WHAT YOU HAVE TO DO: Copy each line in the data that includes the word "JSON".

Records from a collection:
* * * * * * *
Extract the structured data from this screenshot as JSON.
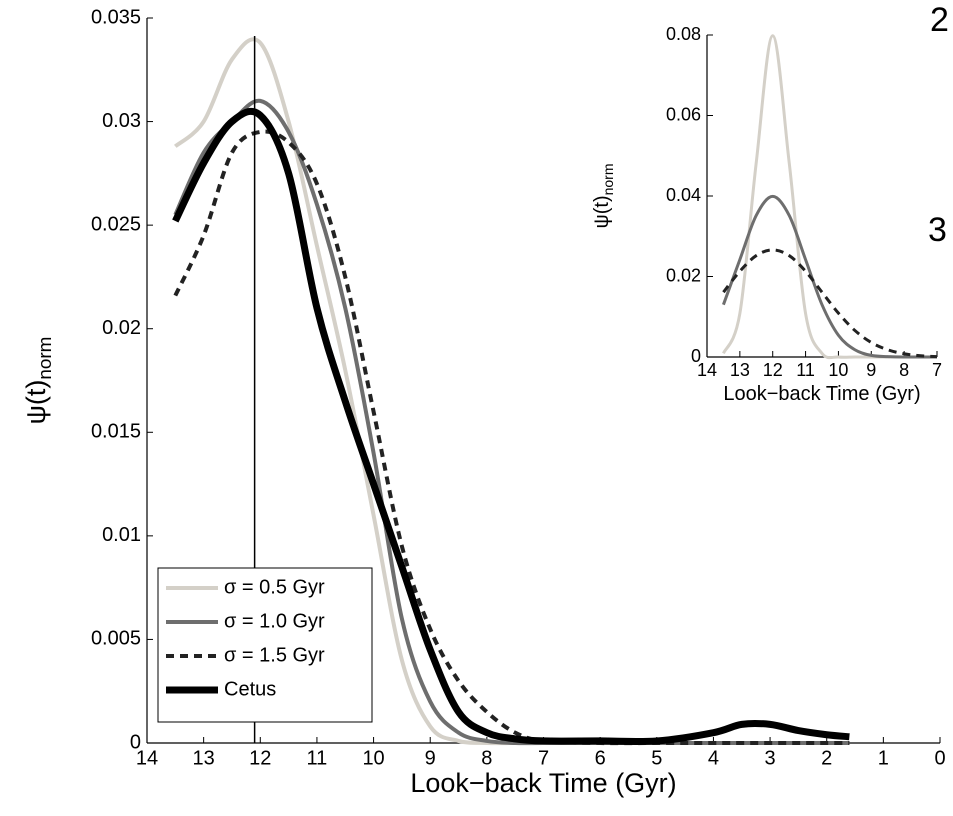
{
  "chart_data": [
    {
      "type": "line",
      "x_label": "Look−back Time (Gyr)",
      "y_label": "ψ(t)",
      "y_label_sub": "norm",
      "x": [
        13.5,
        13,
        12.5,
        12,
        11.5,
        11,
        10.5,
        10,
        9.5,
        9,
        8.5,
        8,
        7.5,
        7,
        6,
        5,
        4,
        3.5,
        3,
        2.5,
        2,
        1.6
      ],
      "series": [
        {
          "name": "σ = 0.5 Gyr",
          "color": "#d4d0c8",
          "dash": false,
          "width": 4,
          "values": [
            0.0288,
            0.03,
            0.033,
            0.0338,
            0.03,
            0.024,
            0.018,
            0.011,
            0.004,
            0.0008,
            0.0001,
            0,
            0,
            0,
            0,
            0,
            0,
            0,
            0,
            0,
            0,
            0
          ]
        },
        {
          "name": "σ = 1.0 Gyr",
          "color": "#6e6e6e",
          "dash": false,
          "width": 4,
          "values": [
            0.0255,
            0.0285,
            0.03,
            0.031,
            0.0295,
            0.026,
            0.021,
            0.014,
            0.006,
            0.002,
            0.0005,
            0.0001,
            0,
            0,
            0,
            0,
            0,
            0,
            0,
            0,
            0,
            0
          ]
        },
        {
          "name": "σ = 1.5 Gyr",
          "color": "#222222",
          "dash": true,
          "width": 4,
          "values": [
            0.0216,
            0.0245,
            0.0285,
            0.0295,
            0.029,
            0.027,
            0.0225,
            0.016,
            0.0095,
            0.0055,
            0.003,
            0.0015,
            0.0005,
            0.0001,
            0,
            0,
            0,
            0,
            0,
            0,
            0,
            0
          ]
        },
        {
          "name": "Cetus",
          "color": "#000000",
          "dash": false,
          "width": 7,
          "values": [
            0.0252,
            0.028,
            0.03,
            0.0303,
            0.0275,
            0.021,
            0.0165,
            0.0125,
            0.0085,
            0.0045,
            0.0015,
            0.0005,
            0.0002,
            0.0001,
            0.0001,
            0.0001,
            0.0005,
            0.0009,
            0.0009,
            0.0006,
            0.0004,
            0.0003
          ]
        }
      ],
      "vline": 12.1,
      "xlim": [
        14,
        0
      ],
      "xticks": [
        14,
        13,
        12,
        11,
        10,
        9,
        8,
        7,
        6,
        5,
        4,
        3,
        2,
        1,
        0
      ],
      "ylim": [
        0,
        0.035
      ],
      "yticks": [
        0,
        0.005,
        0.01,
        0.015,
        0.02,
        0.025,
        0.03,
        0.035
      ],
      "legend": "lower left"
    },
    {
      "type": "line",
      "x_label": "Look−back Time (Gyr)",
      "y_label": "ψ(t)",
      "y_label_sub": "norm",
      "x": [
        13.5,
        13,
        12.5,
        12,
        11.5,
        11,
        10.5,
        10,
        9.5,
        9,
        8.5,
        8,
        7.5,
        7
      ],
      "series": [
        {
          "color": "#d4d0c8",
          "dash": false,
          "width": 3,
          "values": [
            0.0009,
            0.0108,
            0.0484,
            0.0798,
            0.0484,
            0.0108,
            0.0009,
            0,
            0,
            0,
            0,
            0,
            0,
            0
          ]
        },
        {
          "color": "#6e6e6e",
          "dash": false,
          "width": 3,
          "values": [
            0.013,
            0.0242,
            0.0352,
            0.0399,
            0.0352,
            0.0242,
            0.013,
            0.0054,
            0.0018,
            0.0004,
            0.0001,
            0,
            0,
            0
          ]
        },
        {
          "color": "#222222",
          "dash": true,
          "width": 3,
          "values": [
            0.0161,
            0.0213,
            0.0252,
            0.0266,
            0.0252,
            0.0213,
            0.0161,
            0.0109,
            0.0066,
            0.0036,
            0.0018,
            0.0008,
            0.0003,
            0.0001
          ]
        }
      ],
      "xlim": [
        14,
        7
      ],
      "xticks": [
        14,
        13,
        12,
        11,
        10,
        9,
        8,
        7
      ],
      "ylim": [
        0,
        0.08
      ],
      "yticks": [
        0,
        0.02,
        0.04,
        0.06,
        0.08
      ]
    }
  ],
  "fragments": [
    "2",
    "3"
  ]
}
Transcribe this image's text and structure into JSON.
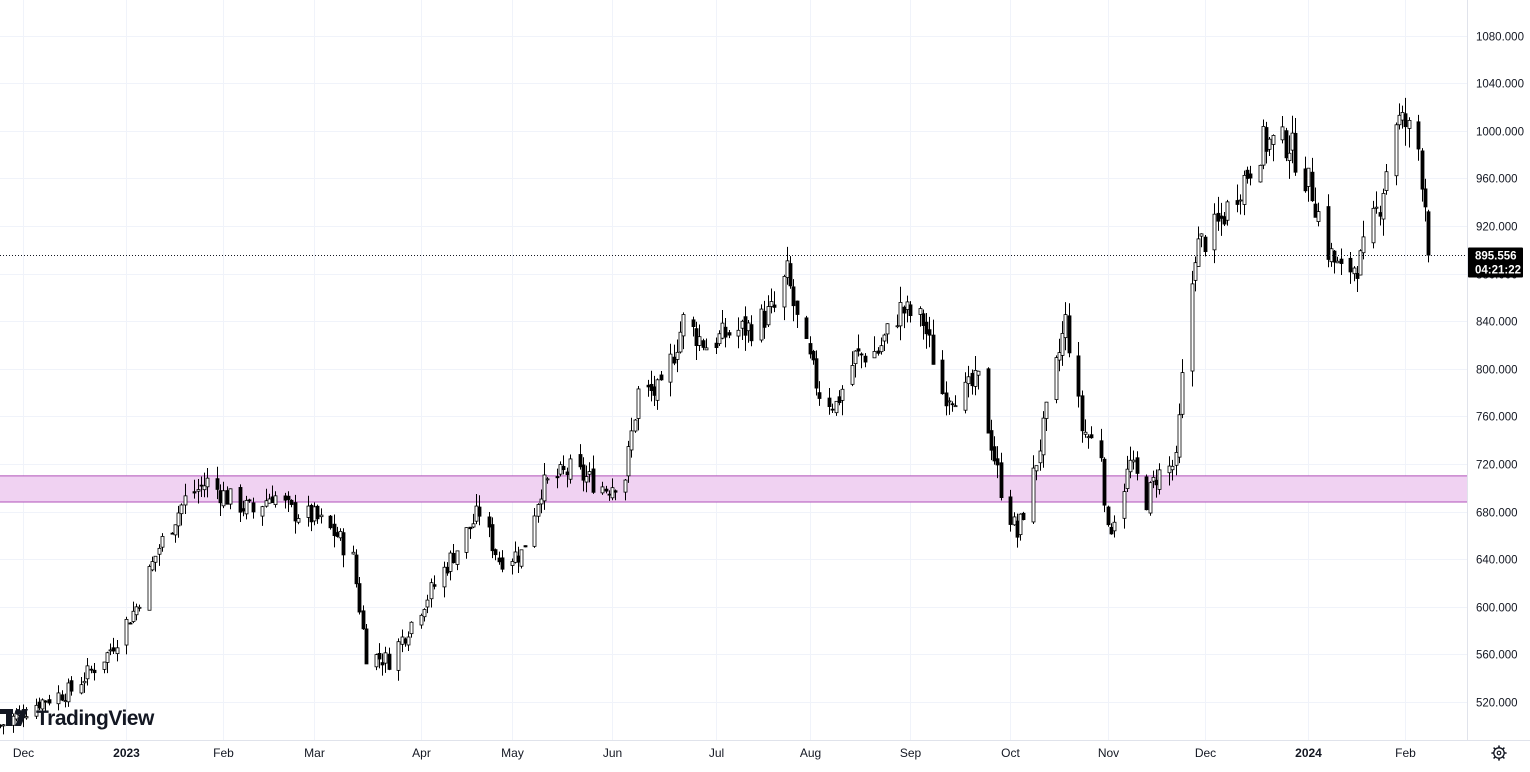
{
  "chart_data": {
    "type": "candlestick",
    "period": "daily",
    "ylim": [
      488,
      1110
    ],
    "x_range": [
      "2022-11-24",
      "2024-02-20"
    ],
    "y_ticks": [
      "1080.000",
      "1040.000",
      "1000.000",
      "960.000",
      "920.000",
      "880.000",
      "840.000",
      "800.000",
      "760.000",
      "720.000",
      "680.000",
      "640.000",
      "600.000",
      "560.000",
      "520.000"
    ],
    "y_tick_values": [
      1080,
      1040,
      1000,
      960,
      920,
      880,
      840,
      800,
      760,
      720,
      680,
      640,
      600,
      560,
      520
    ],
    "x_ticks": [
      {
        "label": "Dec",
        "date": "2022-12-01",
        "bold": false
      },
      {
        "label": "2023",
        "date": "2023-01-02",
        "bold": true
      },
      {
        "label": "Feb",
        "date": "2023-02-01",
        "bold": false
      },
      {
        "label": "Mar",
        "date": "2023-03-01",
        "bold": false
      },
      {
        "label": "Apr",
        "date": "2023-04-03",
        "bold": false
      },
      {
        "label": "May",
        "date": "2023-05-01",
        "bold": false
      },
      {
        "label": "Jun",
        "date": "2023-06-01",
        "bold": false
      },
      {
        "label": "Jul",
        "date": "2023-07-03",
        "bold": false
      },
      {
        "label": "Aug",
        "date": "2023-08-01",
        "bold": false
      },
      {
        "label": "Sep",
        "date": "2023-09-01",
        "bold": false
      },
      {
        "label": "Oct",
        "date": "2023-10-02",
        "bold": false
      },
      {
        "label": "Nov",
        "date": "2023-11-01",
        "bold": false
      },
      {
        "label": "Dec",
        "date": "2023-12-01",
        "bold": false
      },
      {
        "label": "2024",
        "date": "2024-01-02",
        "bold": true
      },
      {
        "label": "Feb",
        "date": "2024-02-01",
        "bold": false
      }
    ],
    "anchors": [
      [
        "2022-11-24",
        500
      ],
      [
        "2022-12-06",
        520
      ],
      [
        "2022-12-16",
        530
      ],
      [
        "2022-12-27",
        560
      ],
      [
        "2023-01-05",
        600
      ],
      [
        "2023-01-12",
        650
      ],
      [
        "2023-01-20",
        690
      ],
      [
        "2023-01-27",
        705
      ],
      [
        "2023-02-03",
        690
      ],
      [
        "2023-02-10",
        680
      ],
      [
        "2023-02-16",
        695
      ],
      [
        "2023-02-22",
        680
      ],
      [
        "2023-03-01",
        675
      ],
      [
        "2023-03-08",
        660
      ],
      [
        "2023-03-13",
        640
      ],
      [
        "2023-03-17",
        560
      ],
      [
        "2023-03-24",
        555
      ],
      [
        "2023-04-03",
        600
      ],
      [
        "2023-04-12",
        640
      ],
      [
        "2023-04-21",
        680
      ],
      [
        "2023-04-27",
        640
      ],
      [
        "2023-05-04",
        645
      ],
      [
        "2023-05-10",
        700
      ],
      [
        "2023-05-19",
        715
      ],
      [
        "2023-05-30",
        700
      ],
      [
        "2023-06-05",
        710
      ],
      [
        "2023-06-09",
        780
      ],
      [
        "2023-06-16",
        780
      ],
      [
        "2023-06-23",
        840
      ],
      [
        "2023-06-30",
        820
      ],
      [
        "2023-07-07",
        830
      ],
      [
        "2023-07-14",
        835
      ],
      [
        "2023-07-21",
        850
      ],
      [
        "2023-07-25",
        880
      ],
      [
        "2023-07-28",
        840
      ],
      [
        "2023-08-04",
        780
      ],
      [
        "2023-08-09",
        770
      ],
      [
        "2023-08-15",
        810
      ],
      [
        "2023-08-22",
        815
      ],
      [
        "2023-08-29",
        850
      ],
      [
        "2023-09-05",
        840
      ],
      [
        "2023-09-11",
        780
      ],
      [
        "2023-09-18",
        780
      ],
      [
        "2023-09-22",
        790
      ],
      [
        "2023-09-29",
        700
      ],
      [
        "2023-10-04",
        660
      ],
      [
        "2023-10-09",
        710
      ],
      [
        "2023-10-16",
        800
      ],
      [
        "2023-10-19",
        840
      ],
      [
        "2023-10-24",
        750
      ],
      [
        "2023-10-30",
        730
      ],
      [
        "2023-11-01",
        660
      ],
      [
        "2023-11-08",
        720
      ],
      [
        "2023-11-13",
        690
      ],
      [
        "2023-11-16",
        710
      ],
      [
        "2023-11-22",
        720
      ],
      [
        "2023-11-24",
        790
      ],
      [
        "2023-11-28",
        900
      ],
      [
        "2023-12-05",
        920
      ],
      [
        "2023-12-13",
        960
      ],
      [
        "2023-12-19",
        990
      ],
      [
        "2023-12-27",
        990
      ],
      [
        "2024-01-03",
        950
      ],
      [
        "2024-01-08",
        900
      ],
      [
        "2024-01-12",
        880
      ],
      [
        "2024-01-18",
        890
      ],
      [
        "2024-01-24",
        940
      ],
      [
        "2024-01-29",
        1010
      ],
      [
        "2024-02-01",
        1005
      ],
      [
        "2024-02-05",
        985
      ],
      [
        "2024-02-07",
        940
      ],
      [
        "2024-02-08",
        896
      ]
    ],
    "last_price": "895.556",
    "countdown": "04:21:22",
    "zone": {
      "low": 688,
      "high": 710
    },
    "colors": {
      "candle_up_fill": "#ffffff",
      "candle_down_fill": "#000000",
      "candle_border": "#000000",
      "zone_fill": "#f0d2f2",
      "zone_border": "#b152b9",
      "grid": "#f0f3fa",
      "price_tag": "#000000"
    }
  },
  "branding": {
    "logo_text": "TradingView"
  },
  "controls": {
    "settings_icon": "gear-icon"
  }
}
* * * * * * *
SOLUTION FOR THIS TASK:
Extract the structured data from this screenshot as JSON.
Transcribe this image's text and structure into JSON.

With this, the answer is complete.